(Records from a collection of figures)

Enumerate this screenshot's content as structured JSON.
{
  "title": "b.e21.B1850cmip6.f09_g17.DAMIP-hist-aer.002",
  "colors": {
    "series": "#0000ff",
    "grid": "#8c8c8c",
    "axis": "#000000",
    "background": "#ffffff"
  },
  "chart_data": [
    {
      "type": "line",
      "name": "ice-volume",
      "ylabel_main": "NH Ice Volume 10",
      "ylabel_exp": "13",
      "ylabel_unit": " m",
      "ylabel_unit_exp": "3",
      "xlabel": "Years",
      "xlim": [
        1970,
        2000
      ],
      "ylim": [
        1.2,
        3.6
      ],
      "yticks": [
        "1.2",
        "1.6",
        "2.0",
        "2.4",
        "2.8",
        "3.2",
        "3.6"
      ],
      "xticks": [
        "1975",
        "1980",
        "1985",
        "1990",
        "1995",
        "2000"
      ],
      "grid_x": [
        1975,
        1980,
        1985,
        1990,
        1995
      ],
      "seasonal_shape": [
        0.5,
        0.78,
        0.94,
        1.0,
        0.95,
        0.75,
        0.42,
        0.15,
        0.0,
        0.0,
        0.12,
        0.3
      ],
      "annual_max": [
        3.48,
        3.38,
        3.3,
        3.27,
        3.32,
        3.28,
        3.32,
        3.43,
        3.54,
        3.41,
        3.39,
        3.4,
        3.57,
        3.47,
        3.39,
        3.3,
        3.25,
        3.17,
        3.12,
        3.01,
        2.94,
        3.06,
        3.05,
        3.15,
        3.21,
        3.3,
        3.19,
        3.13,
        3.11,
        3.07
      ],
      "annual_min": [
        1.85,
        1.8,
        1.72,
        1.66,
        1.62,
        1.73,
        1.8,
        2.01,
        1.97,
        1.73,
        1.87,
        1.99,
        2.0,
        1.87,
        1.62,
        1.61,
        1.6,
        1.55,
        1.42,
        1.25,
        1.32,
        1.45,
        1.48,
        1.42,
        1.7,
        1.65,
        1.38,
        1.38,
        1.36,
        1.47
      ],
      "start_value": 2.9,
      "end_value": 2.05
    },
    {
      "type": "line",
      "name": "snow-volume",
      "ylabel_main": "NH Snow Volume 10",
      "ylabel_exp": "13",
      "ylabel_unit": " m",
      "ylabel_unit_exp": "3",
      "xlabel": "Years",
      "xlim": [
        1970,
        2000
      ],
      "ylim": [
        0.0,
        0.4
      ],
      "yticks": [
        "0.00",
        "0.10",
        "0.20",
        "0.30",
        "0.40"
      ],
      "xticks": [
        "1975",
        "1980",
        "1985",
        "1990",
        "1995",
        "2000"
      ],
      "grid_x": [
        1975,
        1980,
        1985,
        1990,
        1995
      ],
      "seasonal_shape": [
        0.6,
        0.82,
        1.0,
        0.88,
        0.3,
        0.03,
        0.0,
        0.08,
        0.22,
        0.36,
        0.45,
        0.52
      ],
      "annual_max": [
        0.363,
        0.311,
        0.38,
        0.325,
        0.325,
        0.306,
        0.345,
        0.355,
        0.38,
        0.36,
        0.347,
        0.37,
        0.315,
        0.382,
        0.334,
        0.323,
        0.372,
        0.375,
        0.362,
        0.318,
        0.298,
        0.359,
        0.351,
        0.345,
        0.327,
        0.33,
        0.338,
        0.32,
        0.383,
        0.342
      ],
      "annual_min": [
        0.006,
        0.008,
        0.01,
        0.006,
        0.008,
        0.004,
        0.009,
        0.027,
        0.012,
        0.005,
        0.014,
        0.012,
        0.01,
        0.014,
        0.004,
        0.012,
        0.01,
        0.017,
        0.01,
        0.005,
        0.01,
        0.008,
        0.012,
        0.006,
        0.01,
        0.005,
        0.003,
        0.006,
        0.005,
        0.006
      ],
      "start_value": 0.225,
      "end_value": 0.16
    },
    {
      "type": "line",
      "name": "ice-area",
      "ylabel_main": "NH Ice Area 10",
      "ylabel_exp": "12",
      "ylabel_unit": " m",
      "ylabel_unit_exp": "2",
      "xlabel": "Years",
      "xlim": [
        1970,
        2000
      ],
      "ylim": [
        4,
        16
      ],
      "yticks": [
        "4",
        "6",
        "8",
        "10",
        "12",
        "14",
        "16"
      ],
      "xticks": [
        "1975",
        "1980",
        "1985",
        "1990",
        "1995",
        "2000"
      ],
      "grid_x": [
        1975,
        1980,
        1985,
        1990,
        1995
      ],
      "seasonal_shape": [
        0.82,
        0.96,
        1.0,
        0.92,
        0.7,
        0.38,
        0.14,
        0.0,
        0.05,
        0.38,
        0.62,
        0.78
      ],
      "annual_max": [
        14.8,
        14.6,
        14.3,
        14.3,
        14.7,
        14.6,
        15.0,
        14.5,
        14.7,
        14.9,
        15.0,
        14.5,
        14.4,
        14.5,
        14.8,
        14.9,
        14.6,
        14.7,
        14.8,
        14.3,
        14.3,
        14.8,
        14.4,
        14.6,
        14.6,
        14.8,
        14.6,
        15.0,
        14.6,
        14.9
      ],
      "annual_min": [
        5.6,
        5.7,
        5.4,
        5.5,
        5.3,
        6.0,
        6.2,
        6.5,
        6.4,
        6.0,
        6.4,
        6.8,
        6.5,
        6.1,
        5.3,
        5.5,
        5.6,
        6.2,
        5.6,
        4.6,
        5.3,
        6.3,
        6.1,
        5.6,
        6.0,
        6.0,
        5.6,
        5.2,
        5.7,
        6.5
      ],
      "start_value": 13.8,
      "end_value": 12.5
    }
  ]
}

WORK TO BE COMPLETED
Each line in the material above must be retyped without alteration.

TASK ANSWER
Enumerate this screenshot's content as structured JSON.
{
  "title": "b.e21.B1850cmip6.f09_g17.DAMIP-hist-aer.002",
  "colors": {
    "series": "#0000ff",
    "grid": "#8c8c8c",
    "axis": "#000000",
    "background": "#ffffff"
  },
  "chart_data": [
    {
      "type": "line",
      "name": "ice-volume",
      "ylabel_main": "NH Ice Volume 10",
      "ylabel_exp": "13",
      "ylabel_unit": " m",
      "ylabel_unit_exp": "3",
      "xlabel": "Years",
      "xlim": [
        1970,
        2000
      ],
      "ylim": [
        1.2,
        3.6
      ],
      "yticks": [
        "1.2",
        "1.6",
        "2.0",
        "2.4",
        "2.8",
        "3.2",
        "3.6"
      ],
      "xticks": [
        "1975",
        "1980",
        "1985",
        "1990",
        "1995",
        "2000"
      ],
      "grid_x": [
        1975,
        1980,
        1985,
        1990,
        1995
      ],
      "seasonal_shape": [
        0.5,
        0.78,
        0.94,
        1.0,
        0.95,
        0.75,
        0.42,
        0.15,
        0.0,
        0.0,
        0.12,
        0.3
      ],
      "annual_max": [
        3.48,
        3.38,
        3.3,
        3.27,
        3.32,
        3.28,
        3.32,
        3.43,
        3.54,
        3.41,
        3.39,
        3.4,
        3.57,
        3.47,
        3.39,
        3.3,
        3.25,
        3.17,
        3.12,
        3.01,
        2.94,
        3.06,
        3.05,
        3.15,
        3.21,
        3.3,
        3.19,
        3.13,
        3.11,
        3.07
      ],
      "annual_min": [
        1.85,
        1.8,
        1.72,
        1.66,
        1.62,
        1.73,
        1.8,
        2.01,
        1.97,
        1.73,
        1.87,
        1.99,
        2.0,
        1.87,
        1.62,
        1.61,
        1.6,
        1.55,
        1.42,
        1.25,
        1.32,
        1.45,
        1.48,
        1.42,
        1.7,
        1.65,
        1.38,
        1.38,
        1.36,
        1.47
      ],
      "start_value": 2.9,
      "end_value": 2.05
    },
    {
      "type": "line",
      "name": "snow-volume",
      "ylabel_main": "NH Snow Volume 10",
      "ylabel_exp": "13",
      "ylabel_unit": " m",
      "ylabel_unit_exp": "3",
      "xlabel": "Years",
      "xlim": [
        1970,
        2000
      ],
      "ylim": [
        0.0,
        0.4
      ],
      "yticks": [
        "0.00",
        "0.10",
        "0.20",
        "0.30",
        "0.40"
      ],
      "xticks": [
        "1975",
        "1980",
        "1985",
        "1990",
        "1995",
        "2000"
      ],
      "grid_x": [
        1975,
        1980,
        1985,
        1990,
        1995
      ],
      "seasonal_shape": [
        0.6,
        0.82,
        1.0,
        0.88,
        0.3,
        0.03,
        0.0,
        0.08,
        0.22,
        0.36,
        0.45,
        0.52
      ],
      "annual_max": [
        0.363,
        0.311,
        0.38,
        0.325,
        0.325,
        0.306,
        0.345,
        0.355,
        0.38,
        0.36,
        0.347,
        0.37,
        0.315,
        0.382,
        0.334,
        0.323,
        0.372,
        0.375,
        0.362,
        0.318,
        0.298,
        0.359,
        0.351,
        0.345,
        0.327,
        0.33,
        0.338,
        0.32,
        0.383,
        0.342
      ],
      "annual_min": [
        0.006,
        0.008,
        0.01,
        0.006,
        0.008,
        0.004,
        0.009,
        0.027,
        0.012,
        0.005,
        0.014,
        0.012,
        0.01,
        0.014,
        0.004,
        0.012,
        0.01,
        0.017,
        0.01,
        0.005,
        0.01,
        0.008,
        0.012,
        0.006,
        0.01,
        0.005,
        0.003,
        0.006,
        0.005,
        0.006
      ],
      "start_value": 0.225,
      "end_value": 0.16
    },
    {
      "type": "line",
      "name": "ice-area",
      "ylabel_main": "NH Ice Area 10",
      "ylabel_exp": "12",
      "ylabel_unit": " m",
      "ylabel_unit_exp": "2",
      "xlabel": "Years",
      "xlim": [
        1970,
        2000
      ],
      "ylim": [
        4,
        16
      ],
      "yticks": [
        "4",
        "6",
        "8",
        "10",
        "12",
        "14",
        "16"
      ],
      "xticks": [
        "1975",
        "1980",
        "1985",
        "1990",
        "1995",
        "2000"
      ],
      "grid_x": [
        1975,
        1980,
        1985,
        1990,
        1995
      ],
      "seasonal_shape": [
        0.82,
        0.96,
        1.0,
        0.92,
        0.7,
        0.38,
        0.14,
        0.0,
        0.05,
        0.38,
        0.62,
        0.78
      ],
      "annual_max": [
        14.8,
        14.6,
        14.3,
        14.3,
        14.7,
        14.6,
        15.0,
        14.5,
        14.7,
        14.9,
        15.0,
        14.5,
        14.4,
        14.5,
        14.8,
        14.9,
        14.6,
        14.7,
        14.8,
        14.3,
        14.3,
        14.8,
        14.4,
        14.6,
        14.6,
        14.8,
        14.6,
        15.0,
        14.6,
        14.9
      ],
      "annual_min": [
        5.6,
        5.7,
        5.4,
        5.5,
        5.3,
        6.0,
        6.2,
        6.5,
        6.4,
        6.0,
        6.4,
        6.8,
        6.5,
        6.1,
        5.3,
        5.5,
        5.6,
        6.2,
        5.6,
        4.6,
        5.3,
        6.3,
        6.1,
        5.6,
        6.0,
        6.0,
        5.6,
        5.2,
        5.7,
        6.5
      ],
      "start_value": 13.8,
      "end_value": 12.5
    }
  ]
}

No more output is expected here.